## start WORKING DATA
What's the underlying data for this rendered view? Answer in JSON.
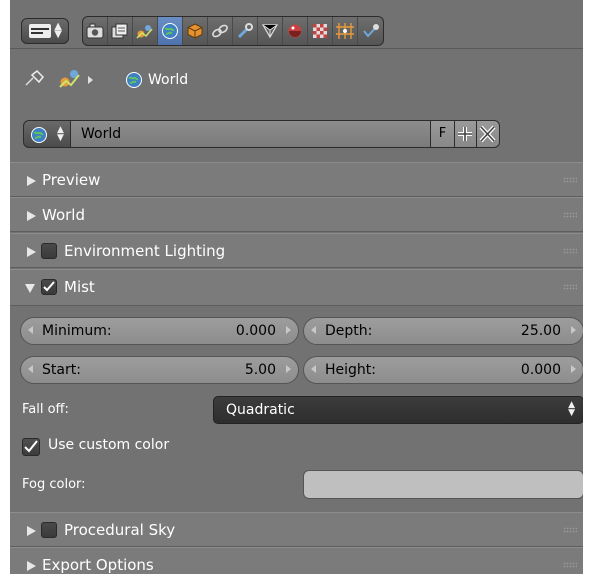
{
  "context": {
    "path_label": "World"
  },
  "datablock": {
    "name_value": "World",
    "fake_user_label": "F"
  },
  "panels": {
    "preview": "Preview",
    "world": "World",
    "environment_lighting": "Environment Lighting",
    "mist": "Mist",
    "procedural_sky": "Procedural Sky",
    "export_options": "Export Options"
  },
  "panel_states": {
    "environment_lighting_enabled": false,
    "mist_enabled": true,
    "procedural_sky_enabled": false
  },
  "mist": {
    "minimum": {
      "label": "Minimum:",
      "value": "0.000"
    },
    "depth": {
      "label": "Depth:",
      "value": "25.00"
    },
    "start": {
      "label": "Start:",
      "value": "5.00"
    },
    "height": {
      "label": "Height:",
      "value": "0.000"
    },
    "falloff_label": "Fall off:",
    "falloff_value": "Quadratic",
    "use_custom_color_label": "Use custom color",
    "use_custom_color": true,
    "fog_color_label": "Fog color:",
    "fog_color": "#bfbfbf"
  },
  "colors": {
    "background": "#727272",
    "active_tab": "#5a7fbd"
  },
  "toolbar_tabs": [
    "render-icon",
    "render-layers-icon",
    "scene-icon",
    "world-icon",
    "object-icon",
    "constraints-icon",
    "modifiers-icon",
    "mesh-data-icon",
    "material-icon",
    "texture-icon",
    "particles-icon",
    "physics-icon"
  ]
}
## end WORKING DATA
### PROBLEM:
Go through the material above and count the lines that contain "false"; give that number alone.

### RESPONSE:
2